─── Task input
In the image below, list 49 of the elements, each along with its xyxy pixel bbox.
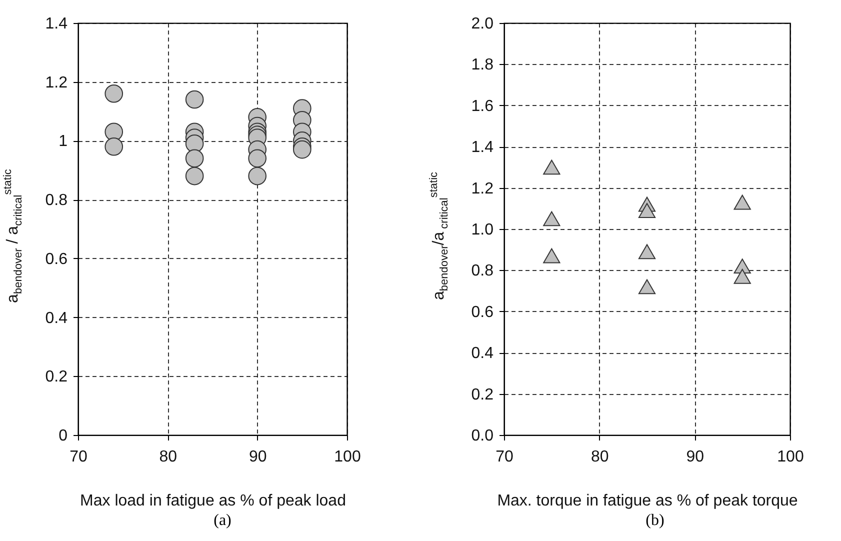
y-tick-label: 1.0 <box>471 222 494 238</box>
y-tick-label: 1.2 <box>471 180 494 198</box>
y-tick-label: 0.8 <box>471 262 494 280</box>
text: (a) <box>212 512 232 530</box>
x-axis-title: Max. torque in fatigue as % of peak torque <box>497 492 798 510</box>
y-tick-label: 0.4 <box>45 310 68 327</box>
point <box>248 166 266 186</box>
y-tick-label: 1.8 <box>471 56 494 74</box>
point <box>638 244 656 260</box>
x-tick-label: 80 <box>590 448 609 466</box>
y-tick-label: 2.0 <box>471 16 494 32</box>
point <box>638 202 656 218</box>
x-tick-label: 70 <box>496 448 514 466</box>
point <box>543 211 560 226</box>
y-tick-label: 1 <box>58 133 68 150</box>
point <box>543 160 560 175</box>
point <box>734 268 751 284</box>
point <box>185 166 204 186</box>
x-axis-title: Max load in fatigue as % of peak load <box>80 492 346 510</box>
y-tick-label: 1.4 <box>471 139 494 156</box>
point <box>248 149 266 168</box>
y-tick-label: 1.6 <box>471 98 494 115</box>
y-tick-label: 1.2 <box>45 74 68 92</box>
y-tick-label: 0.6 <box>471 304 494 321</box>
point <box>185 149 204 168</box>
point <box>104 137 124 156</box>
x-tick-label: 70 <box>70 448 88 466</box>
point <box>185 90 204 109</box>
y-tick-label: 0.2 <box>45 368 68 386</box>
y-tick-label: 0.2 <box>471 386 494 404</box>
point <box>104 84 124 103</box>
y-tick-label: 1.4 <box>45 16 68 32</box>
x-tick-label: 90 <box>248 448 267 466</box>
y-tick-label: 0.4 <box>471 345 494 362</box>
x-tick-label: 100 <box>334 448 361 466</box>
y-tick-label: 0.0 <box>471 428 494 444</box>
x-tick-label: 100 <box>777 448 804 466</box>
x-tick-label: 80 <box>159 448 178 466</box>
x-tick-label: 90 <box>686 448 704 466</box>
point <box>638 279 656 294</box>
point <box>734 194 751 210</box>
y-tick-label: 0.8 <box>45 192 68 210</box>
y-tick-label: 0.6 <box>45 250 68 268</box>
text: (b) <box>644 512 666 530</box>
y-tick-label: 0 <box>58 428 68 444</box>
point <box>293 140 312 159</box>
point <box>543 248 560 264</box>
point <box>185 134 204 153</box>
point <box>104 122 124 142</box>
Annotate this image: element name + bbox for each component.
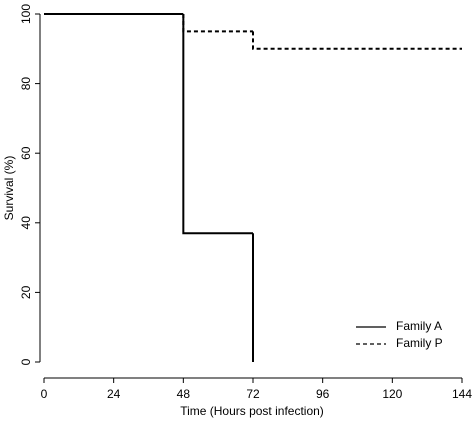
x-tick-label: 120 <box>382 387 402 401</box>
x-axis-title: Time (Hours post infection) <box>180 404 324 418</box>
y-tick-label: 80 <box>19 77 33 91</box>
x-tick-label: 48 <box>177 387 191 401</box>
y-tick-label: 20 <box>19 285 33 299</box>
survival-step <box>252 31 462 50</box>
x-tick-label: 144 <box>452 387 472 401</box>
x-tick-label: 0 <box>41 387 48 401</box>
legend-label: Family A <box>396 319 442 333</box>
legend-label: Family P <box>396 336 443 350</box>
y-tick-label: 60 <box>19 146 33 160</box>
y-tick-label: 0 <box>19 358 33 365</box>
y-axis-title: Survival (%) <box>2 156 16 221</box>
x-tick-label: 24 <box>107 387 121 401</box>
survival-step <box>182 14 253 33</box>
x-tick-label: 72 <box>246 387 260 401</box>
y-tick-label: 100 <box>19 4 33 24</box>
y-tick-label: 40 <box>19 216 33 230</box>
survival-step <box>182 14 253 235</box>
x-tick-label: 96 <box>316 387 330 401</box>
──────
─── Task input
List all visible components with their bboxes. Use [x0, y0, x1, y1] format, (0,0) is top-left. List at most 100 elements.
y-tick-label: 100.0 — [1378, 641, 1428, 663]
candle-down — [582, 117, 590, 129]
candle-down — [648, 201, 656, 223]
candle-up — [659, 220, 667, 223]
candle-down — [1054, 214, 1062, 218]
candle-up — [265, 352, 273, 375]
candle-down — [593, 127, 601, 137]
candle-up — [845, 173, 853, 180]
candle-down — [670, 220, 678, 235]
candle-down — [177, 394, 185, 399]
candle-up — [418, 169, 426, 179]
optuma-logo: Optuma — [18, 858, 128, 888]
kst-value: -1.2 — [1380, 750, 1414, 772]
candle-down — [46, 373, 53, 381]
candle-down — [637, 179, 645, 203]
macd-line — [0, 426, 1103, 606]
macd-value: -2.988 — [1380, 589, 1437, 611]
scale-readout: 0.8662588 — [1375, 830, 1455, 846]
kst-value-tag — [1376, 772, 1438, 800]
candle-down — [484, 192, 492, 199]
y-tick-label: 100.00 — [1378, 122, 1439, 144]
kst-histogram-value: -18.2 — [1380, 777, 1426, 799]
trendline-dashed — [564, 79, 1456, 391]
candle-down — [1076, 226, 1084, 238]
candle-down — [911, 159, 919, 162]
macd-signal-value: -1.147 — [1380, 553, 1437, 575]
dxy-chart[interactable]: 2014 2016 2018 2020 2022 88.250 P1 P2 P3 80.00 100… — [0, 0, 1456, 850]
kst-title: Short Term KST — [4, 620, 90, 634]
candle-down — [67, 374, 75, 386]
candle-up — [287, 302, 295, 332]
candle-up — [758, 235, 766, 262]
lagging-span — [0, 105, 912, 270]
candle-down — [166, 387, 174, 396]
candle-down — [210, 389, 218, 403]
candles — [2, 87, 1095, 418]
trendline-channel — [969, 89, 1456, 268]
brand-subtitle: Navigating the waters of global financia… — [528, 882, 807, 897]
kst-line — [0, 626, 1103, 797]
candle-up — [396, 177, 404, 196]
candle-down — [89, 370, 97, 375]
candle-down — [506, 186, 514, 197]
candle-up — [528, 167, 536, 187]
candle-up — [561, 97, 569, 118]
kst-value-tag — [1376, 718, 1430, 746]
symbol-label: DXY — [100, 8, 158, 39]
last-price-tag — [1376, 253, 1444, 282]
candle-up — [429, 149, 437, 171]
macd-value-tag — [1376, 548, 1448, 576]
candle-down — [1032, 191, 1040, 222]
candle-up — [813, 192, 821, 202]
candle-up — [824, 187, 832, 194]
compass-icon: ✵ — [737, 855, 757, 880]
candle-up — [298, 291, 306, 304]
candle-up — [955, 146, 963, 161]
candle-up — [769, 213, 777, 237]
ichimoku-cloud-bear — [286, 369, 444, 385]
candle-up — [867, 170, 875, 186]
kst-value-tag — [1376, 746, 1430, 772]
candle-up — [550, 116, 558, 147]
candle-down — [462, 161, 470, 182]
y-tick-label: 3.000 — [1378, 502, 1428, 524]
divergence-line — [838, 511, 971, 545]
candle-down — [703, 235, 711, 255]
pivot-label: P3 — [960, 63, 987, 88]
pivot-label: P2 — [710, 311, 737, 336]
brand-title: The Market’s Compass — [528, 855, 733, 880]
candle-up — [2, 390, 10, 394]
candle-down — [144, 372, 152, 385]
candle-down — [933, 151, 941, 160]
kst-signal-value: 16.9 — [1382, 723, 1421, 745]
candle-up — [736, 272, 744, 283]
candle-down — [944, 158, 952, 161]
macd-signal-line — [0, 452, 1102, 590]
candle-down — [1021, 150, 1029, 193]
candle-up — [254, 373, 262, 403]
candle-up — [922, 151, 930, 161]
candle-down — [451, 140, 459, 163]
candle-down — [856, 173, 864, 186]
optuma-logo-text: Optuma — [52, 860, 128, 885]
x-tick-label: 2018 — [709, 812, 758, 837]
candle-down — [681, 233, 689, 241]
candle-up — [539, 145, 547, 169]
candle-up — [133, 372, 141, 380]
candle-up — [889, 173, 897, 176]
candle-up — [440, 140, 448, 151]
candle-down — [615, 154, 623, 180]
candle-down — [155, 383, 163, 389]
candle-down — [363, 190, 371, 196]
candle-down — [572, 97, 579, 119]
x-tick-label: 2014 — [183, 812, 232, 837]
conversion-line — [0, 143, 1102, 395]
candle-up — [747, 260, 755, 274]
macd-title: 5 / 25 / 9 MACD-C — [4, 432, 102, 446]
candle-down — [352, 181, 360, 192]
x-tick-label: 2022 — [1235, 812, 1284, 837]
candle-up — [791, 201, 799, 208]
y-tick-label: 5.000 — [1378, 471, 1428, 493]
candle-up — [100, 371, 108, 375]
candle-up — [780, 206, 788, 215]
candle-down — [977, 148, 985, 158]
──────
─── Task input
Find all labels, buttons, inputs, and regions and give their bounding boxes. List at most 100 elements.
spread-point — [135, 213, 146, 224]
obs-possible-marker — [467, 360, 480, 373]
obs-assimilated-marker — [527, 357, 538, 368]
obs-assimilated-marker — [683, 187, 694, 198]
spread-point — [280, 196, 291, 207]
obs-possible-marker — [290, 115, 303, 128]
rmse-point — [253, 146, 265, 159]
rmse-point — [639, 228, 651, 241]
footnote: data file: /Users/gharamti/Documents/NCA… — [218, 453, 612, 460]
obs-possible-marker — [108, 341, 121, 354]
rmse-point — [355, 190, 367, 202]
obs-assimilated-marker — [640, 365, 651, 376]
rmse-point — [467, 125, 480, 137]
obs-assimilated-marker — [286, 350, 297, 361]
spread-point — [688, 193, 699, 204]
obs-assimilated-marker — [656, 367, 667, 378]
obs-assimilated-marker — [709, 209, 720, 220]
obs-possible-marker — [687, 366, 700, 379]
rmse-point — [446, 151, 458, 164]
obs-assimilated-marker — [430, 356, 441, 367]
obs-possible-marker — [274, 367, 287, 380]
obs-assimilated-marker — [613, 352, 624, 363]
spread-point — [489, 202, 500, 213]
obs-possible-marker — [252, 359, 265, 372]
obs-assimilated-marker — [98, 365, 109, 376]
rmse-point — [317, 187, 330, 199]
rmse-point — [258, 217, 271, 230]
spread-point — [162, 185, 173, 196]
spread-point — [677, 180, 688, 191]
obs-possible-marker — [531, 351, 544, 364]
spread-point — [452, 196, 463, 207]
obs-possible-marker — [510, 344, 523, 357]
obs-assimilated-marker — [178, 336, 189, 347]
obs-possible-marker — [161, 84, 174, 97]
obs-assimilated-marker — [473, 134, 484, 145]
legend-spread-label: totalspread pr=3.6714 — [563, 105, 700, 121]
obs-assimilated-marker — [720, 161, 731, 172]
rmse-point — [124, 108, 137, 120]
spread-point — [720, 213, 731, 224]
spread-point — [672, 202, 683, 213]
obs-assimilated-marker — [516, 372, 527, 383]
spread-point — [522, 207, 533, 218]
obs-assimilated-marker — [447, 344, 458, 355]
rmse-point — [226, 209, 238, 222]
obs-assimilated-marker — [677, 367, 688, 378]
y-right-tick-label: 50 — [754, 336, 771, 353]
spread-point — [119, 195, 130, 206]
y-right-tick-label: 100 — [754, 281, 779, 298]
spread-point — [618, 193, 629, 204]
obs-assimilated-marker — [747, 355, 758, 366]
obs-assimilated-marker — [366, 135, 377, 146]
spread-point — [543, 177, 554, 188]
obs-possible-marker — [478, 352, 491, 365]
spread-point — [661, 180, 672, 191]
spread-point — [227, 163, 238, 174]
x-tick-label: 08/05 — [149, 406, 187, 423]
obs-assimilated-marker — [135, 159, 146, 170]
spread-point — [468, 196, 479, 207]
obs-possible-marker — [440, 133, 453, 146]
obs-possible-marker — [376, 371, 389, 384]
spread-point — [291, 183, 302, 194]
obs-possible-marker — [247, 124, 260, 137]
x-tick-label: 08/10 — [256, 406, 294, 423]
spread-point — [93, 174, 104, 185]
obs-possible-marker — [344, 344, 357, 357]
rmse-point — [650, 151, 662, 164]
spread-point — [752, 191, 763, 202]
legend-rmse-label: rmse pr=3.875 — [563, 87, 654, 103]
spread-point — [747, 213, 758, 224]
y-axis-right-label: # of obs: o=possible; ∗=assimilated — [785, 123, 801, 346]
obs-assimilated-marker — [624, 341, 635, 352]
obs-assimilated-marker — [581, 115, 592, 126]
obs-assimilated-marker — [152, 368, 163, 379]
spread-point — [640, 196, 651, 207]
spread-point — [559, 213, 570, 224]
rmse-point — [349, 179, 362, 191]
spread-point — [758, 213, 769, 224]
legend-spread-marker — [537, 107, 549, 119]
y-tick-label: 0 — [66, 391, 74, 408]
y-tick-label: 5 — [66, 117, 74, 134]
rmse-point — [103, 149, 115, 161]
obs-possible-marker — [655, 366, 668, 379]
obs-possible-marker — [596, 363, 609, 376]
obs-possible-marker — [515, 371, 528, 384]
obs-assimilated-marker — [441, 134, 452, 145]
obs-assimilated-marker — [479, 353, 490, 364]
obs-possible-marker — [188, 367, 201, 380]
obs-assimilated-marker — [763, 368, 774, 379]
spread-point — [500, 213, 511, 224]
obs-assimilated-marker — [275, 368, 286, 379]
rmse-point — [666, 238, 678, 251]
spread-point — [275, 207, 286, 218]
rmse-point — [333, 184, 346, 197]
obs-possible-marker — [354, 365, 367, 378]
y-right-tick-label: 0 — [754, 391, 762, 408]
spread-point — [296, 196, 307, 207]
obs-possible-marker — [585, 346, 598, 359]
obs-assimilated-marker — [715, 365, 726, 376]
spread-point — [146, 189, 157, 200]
──────
• **Exercise**
Select every line of the rows above that contains the string "Family", matching case exactly, and copy each of those lines.

• **Finished task**
legend-label: Family A <box>396 319 442 333</box>
legend-label: Family P <box>396 336 443 350</box>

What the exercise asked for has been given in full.